#### Information given
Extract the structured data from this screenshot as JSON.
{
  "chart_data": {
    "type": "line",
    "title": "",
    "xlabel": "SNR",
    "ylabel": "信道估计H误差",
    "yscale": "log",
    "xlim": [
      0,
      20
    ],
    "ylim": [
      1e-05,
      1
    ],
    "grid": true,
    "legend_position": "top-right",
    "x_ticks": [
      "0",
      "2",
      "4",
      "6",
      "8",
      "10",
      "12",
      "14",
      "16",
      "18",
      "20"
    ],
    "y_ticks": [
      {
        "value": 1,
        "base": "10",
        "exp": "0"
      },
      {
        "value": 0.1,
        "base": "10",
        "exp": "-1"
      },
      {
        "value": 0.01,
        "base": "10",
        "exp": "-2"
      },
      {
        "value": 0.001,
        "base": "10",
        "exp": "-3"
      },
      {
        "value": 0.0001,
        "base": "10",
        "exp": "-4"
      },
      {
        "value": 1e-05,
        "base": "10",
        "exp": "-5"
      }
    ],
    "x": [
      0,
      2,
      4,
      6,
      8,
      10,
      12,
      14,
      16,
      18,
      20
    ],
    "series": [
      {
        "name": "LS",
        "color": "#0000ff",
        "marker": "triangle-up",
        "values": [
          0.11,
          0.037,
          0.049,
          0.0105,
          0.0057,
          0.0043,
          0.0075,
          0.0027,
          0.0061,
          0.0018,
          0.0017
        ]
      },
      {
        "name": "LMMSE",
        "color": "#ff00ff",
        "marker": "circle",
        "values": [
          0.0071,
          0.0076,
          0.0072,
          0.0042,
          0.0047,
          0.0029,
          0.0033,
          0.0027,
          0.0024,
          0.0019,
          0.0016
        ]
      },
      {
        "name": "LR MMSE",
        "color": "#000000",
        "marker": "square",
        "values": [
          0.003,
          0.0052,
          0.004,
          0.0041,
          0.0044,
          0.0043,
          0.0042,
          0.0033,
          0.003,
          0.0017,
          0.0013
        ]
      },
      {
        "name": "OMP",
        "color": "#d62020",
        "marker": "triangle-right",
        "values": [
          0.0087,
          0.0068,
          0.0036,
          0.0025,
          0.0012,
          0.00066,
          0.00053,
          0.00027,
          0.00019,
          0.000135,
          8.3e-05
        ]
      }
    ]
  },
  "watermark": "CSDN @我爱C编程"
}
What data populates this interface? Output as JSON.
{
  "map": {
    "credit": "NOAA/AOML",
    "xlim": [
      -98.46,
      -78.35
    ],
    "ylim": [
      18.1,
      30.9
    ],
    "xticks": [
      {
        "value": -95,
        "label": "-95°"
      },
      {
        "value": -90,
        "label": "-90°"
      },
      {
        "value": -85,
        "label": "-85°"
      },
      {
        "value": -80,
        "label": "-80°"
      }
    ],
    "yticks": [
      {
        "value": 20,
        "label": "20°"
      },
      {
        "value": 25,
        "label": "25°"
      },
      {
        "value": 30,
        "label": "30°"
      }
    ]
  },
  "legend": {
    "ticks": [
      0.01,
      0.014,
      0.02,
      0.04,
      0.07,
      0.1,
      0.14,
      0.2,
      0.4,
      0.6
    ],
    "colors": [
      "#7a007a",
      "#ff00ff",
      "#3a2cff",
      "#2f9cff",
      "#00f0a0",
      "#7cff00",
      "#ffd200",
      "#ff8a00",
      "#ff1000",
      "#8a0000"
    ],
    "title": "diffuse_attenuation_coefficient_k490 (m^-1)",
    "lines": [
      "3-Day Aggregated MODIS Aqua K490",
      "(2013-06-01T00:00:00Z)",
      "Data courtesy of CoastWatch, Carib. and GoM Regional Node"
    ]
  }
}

#### Exercise brief
Set all of the entries down again, exactly as they were given.

#### Exercise response
Extract the structured data from this screenshot as JSON.
{
  "chart_data": {
    "type": "line",
    "title": "",
    "xlabel": "SNR",
    "ylabel": "信道估计H误差",
    "yscale": "log",
    "xlim": [
      0,
      20
    ],
    "ylim": [
      1e-05,
      1
    ],
    "grid": true,
    "legend_position": "top-right",
    "x_ticks": [
      "0",
      "2",
      "4",
      "6",
      "8",
      "10",
      "12",
      "14",
      "16",
      "18",
      "20"
    ],
    "y_ticks": [
      {
        "value": 1,
        "base": "10",
        "exp": "0"
      },
      {
        "value": 0.1,
        "base": "10",
        "exp": "-1"
      },
      {
        "value": 0.01,
        "base": "10",
        "exp": "-2"
      },
      {
        "value": 0.001,
        "base": "10",
        "exp": "-3"
      },
      {
        "value": 0.0001,
        "base": "10",
        "exp": "-4"
      },
      {
        "value": 1e-05,
        "base": "10",
        "exp": "-5"
      }
    ],
    "x": [
      0,
      2,
      4,
      6,
      8,
      10,
      12,
      14,
      16,
      18,
      20
    ],
    "series": [
      {
        "name": "LS",
        "color": "#0000ff",
        "marker": "triangle-up",
        "values": [
          0.11,
          0.037,
          0.049,
          0.0105,
          0.0057,
          0.0043,
          0.0075,
          0.0027,
          0.0061,
          0.0018,
          0.0017
        ]
      },
      {
        "name": "LMMSE",
        "color": "#ff00ff",
        "marker": "circle",
        "values": [
          0.0071,
          0.0076,
          0.0072,
          0.0042,
          0.0047,
          0.0029,
          0.0033,
          0.0027,
          0.0024,
          0.0019,
          0.0016
        ]
      },
      {
        "name": "LR MMSE",
        "color": "#000000",
        "marker": "square",
        "values": [
          0.003,
          0.0052,
          0.004,
          0.0041,
          0.0044,
          0.0043,
          0.0042,
          0.0033,
          0.003,
          0.0017,
          0.0013
        ]
      },
      {
        "name": "OMP",
        "color": "#d62020",
        "marker": "triangle-right",
        "values": [
          0.0087,
          0.0068,
          0.0036,
          0.0025,
          0.0012,
          0.00066,
          0.00053,
          0.00027,
          0.00019,
          0.000135,
          8.3e-05
        ]
      }
    ]
  },
  "watermark": "CSDN @我爱C编程"
}
What data populates this interface? Output as JSON.
{
  "map": {
    "credit": "NOAA/AOML",
    "xlim": [
      -98.46,
      -78.35
    ],
    "ylim": [
      18.1,
      30.9
    ],
    "xticks": [
      {
        "value": -95,
        "label": "-95°"
      },
      {
        "value": -90,
        "label": "-90°"
      },
      {
        "value": -85,
        "label": "-85°"
      },
      {
        "value": -80,
        "label": "-80°"
      }
    ],
    "yticks": [
      {
        "value": 20,
        "label": "20°"
      },
      {
        "value": 25,
        "label": "25°"
      },
      {
        "value": 30,
        "label": "30°"
      }
    ]
  },
  "legend": {
    "ticks": [
      0.01,
      0.014,
      0.02,
      0.04,
      0.07,
      0.1,
      0.14,
      0.2,
      0.4,
      0.6
    ],
    "colors": [
      "#7a007a",
      "#ff00ff",
      "#3a2cff",
      "#2f9cff",
      "#00f0a0",
      "#7cff00",
      "#ffd200",
      "#ff8a00",
      "#ff1000",
      "#8a0000"
    ],
    "title": "diffuse_attenuation_coefficient_k490 (m^-1)",
    "lines": [
      "3-Day Aggregated MODIS Aqua K490",
      "(2013-06-01T00:00:00Z)",
      "Data courtesy of CoastWatch, Carib. and GoM Regional Node"
    ]
  }
}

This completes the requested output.